--- START OF Entries ---

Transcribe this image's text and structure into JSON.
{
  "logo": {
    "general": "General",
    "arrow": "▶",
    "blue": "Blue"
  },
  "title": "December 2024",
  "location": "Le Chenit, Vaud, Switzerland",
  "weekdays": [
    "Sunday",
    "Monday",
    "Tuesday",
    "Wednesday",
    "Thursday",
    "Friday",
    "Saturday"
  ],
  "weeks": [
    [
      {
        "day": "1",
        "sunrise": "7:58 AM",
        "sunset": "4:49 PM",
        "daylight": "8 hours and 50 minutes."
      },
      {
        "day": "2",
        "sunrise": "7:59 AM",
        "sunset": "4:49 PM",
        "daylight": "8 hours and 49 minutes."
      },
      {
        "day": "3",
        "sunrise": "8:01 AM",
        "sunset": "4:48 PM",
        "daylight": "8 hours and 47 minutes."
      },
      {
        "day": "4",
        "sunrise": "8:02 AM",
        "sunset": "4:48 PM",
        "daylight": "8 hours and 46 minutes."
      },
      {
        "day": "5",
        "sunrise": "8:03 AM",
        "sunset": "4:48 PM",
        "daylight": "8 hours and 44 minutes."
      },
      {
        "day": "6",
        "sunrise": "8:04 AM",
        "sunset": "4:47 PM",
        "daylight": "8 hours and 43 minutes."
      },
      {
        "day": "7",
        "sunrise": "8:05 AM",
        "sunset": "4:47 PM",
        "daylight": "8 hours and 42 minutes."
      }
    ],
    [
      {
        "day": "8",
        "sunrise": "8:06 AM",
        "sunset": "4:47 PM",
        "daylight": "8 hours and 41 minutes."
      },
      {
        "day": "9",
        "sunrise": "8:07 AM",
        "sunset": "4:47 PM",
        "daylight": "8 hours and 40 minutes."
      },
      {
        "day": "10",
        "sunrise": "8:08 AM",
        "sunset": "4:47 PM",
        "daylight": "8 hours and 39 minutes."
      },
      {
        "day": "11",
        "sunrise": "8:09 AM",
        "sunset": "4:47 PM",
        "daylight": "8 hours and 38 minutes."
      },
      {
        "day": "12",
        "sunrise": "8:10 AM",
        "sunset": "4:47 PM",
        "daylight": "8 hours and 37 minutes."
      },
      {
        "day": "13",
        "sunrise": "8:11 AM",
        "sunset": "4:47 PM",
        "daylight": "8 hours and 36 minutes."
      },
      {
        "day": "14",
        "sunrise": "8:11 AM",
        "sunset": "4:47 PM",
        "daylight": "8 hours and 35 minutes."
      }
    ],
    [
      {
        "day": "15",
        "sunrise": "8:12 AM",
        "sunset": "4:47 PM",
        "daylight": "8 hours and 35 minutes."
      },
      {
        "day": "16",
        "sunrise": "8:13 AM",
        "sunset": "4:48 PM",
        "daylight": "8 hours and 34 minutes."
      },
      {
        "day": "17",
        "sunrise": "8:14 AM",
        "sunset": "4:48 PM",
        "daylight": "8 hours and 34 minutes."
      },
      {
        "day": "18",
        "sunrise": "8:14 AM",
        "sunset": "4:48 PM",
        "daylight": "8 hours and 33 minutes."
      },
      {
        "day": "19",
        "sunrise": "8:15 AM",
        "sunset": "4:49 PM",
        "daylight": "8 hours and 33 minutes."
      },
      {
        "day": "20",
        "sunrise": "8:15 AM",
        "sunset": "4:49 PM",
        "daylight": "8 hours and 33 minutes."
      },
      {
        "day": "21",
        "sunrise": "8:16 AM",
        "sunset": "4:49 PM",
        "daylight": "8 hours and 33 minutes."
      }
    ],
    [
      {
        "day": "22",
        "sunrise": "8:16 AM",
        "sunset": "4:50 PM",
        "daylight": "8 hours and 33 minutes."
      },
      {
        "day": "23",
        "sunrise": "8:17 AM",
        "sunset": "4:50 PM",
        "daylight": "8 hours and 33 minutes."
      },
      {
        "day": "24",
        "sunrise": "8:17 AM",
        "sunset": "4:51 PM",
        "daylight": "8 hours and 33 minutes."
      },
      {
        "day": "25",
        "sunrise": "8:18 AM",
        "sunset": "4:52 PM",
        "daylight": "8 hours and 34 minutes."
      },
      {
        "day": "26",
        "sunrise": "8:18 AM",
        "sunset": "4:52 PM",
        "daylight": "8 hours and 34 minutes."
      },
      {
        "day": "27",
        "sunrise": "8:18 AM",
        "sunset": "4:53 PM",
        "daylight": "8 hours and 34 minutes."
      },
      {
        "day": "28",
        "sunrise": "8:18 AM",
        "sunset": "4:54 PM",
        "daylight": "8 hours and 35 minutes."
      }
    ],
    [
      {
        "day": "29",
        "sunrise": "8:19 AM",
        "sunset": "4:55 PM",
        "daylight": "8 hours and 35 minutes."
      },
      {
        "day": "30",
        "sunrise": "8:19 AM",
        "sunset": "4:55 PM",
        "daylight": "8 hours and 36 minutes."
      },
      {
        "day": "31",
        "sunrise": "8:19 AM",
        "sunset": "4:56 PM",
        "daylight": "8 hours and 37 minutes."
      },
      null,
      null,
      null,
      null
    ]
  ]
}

--- END OF Entries ---

* _What you should do_
The records above are to be repeated exactly, in their entirety.

* _Complete output_
Transcribe this image's text and structure into JSON.
{
  "logo": {
    "general": "General",
    "arrow": "▶",
    "blue": "Blue"
  },
  "title": "December 2024",
  "location": "Le Chenit, Vaud, Switzerland",
  "weekdays": [
    "Sunday",
    "Monday",
    "Tuesday",
    "Wednesday",
    "Thursday",
    "Friday",
    "Saturday"
  ],
  "weeks": [
    [
      {
        "day": "1",
        "sunrise": "7:58 AM",
        "sunset": "4:49 PM",
        "daylight": "8 hours and 50 minutes."
      },
      {
        "day": "2",
        "sunrise": "7:59 AM",
        "sunset": "4:49 PM",
        "daylight": "8 hours and 49 minutes."
      },
      {
        "day": "3",
        "sunrise": "8:01 AM",
        "sunset": "4:48 PM",
        "daylight": "8 hours and 47 minutes."
      },
      {
        "day": "4",
        "sunrise": "8:02 AM",
        "sunset": "4:48 PM",
        "daylight": "8 hours and 46 minutes."
      },
      {
        "day": "5",
        "sunrise": "8:03 AM",
        "sunset": "4:48 PM",
        "daylight": "8 hours and 44 minutes."
      },
      {
        "day": "6",
        "sunrise": "8:04 AM",
        "sunset": "4:47 PM",
        "daylight": "8 hours and 43 minutes."
      },
      {
        "day": "7",
        "sunrise": "8:05 AM",
        "sunset": "4:47 PM",
        "daylight": "8 hours and 42 minutes."
      }
    ],
    [
      {
        "day": "8",
        "sunrise": "8:06 AM",
        "sunset": "4:47 PM",
        "daylight": "8 hours and 41 minutes."
      },
      {
        "day": "9",
        "sunrise": "8:07 AM",
        "sunset": "4:47 PM",
        "daylight": "8 hours and 40 minutes."
      },
      {
        "day": "10",
        "sunrise": "8:08 AM",
        "sunset": "4:47 PM",
        "daylight": "8 hours and 39 minutes."
      },
      {
        "day": "11",
        "sunrise": "8:09 AM",
        "sunset": "4:47 PM",
        "daylight": "8 hours and 38 minutes."
      },
      {
        "day": "12",
        "sunrise": "8:10 AM",
        "sunset": "4:47 PM",
        "daylight": "8 hours and 37 minutes."
      },
      {
        "day": "13",
        "sunrise": "8:11 AM",
        "sunset": "4:47 PM",
        "daylight": "8 hours and 36 minutes."
      },
      {
        "day": "14",
        "sunrise": "8:11 AM",
        "sunset": "4:47 PM",
        "daylight": "8 hours and 35 minutes."
      }
    ],
    [
      {
        "day": "15",
        "sunrise": "8:12 AM",
        "sunset": "4:47 PM",
        "daylight": "8 hours and 35 minutes."
      },
      {
        "day": "16",
        "sunrise": "8:13 AM",
        "sunset": "4:48 PM",
        "daylight": "8 hours and 34 minutes."
      },
      {
        "day": "17",
        "sunrise": "8:14 AM",
        "sunset": "4:48 PM",
        "daylight": "8 hours and 34 minutes."
      },
      {
        "day": "18",
        "sunrise": "8:14 AM",
        "sunset": "4:48 PM",
        "daylight": "8 hours and 33 minutes."
      },
      {
        "day": "19",
        "sunrise": "8:15 AM",
        "sunset": "4:49 PM",
        "daylight": "8 hours and 33 minutes."
      },
      {
        "day": "20",
        "sunrise": "8:15 AM",
        "sunset": "4:49 PM",
        "daylight": "8 hours and 33 minutes."
      },
      {
        "day": "21",
        "sunrise": "8:16 AM",
        "sunset": "4:49 PM",
        "daylight": "8 hours and 33 minutes."
      }
    ],
    [
      {
        "day": "22",
        "sunrise": "8:16 AM",
        "sunset": "4:50 PM",
        "daylight": "8 hours and 33 minutes."
      },
      {
        "day": "23",
        "sunrise": "8:17 AM",
        "sunset": "4:50 PM",
        "daylight": "8 hours and 33 minutes."
      },
      {
        "day": "24",
        "sunrise": "8:17 AM",
        "sunset": "4:51 PM",
        "daylight": "8 hours and 33 minutes."
      },
      {
        "day": "25",
        "sunrise": "8:18 AM",
        "sunset": "4:52 PM",
        "daylight": "8 hours and 34 minutes."
      },
      {
        "day": "26",
        "sunrise": "8:18 AM",
        "sunset": "4:52 PM",
        "daylight": "8 hours and 34 minutes."
      },
      {
        "day": "27",
        "sunrise": "8:18 AM",
        "sunset": "4:53 PM",
        "daylight": "8 hours and 34 minutes."
      },
      {
        "day": "28",
        "sunrise": "8:18 AM",
        "sunset": "4:54 PM",
        "daylight": "8 hours and 35 minutes."
      }
    ],
    [
      {
        "day": "29",
        "sunrise": "8:19 AM",
        "sunset": "4:55 PM",
        "daylight": "8 hours and 35 minutes."
      },
      {
        "day": "30",
        "sunrise": "8:19 AM",
        "sunset": "4:55 PM",
        "daylight": "8 hours and 36 minutes."
      },
      {
        "day": "31",
        "sunrise": "8:19 AM",
        "sunset": "4:56 PM",
        "daylight": "8 hours and 37 minutes."
      },
      null,
      null,
      null,
      null
    ]
  ]
}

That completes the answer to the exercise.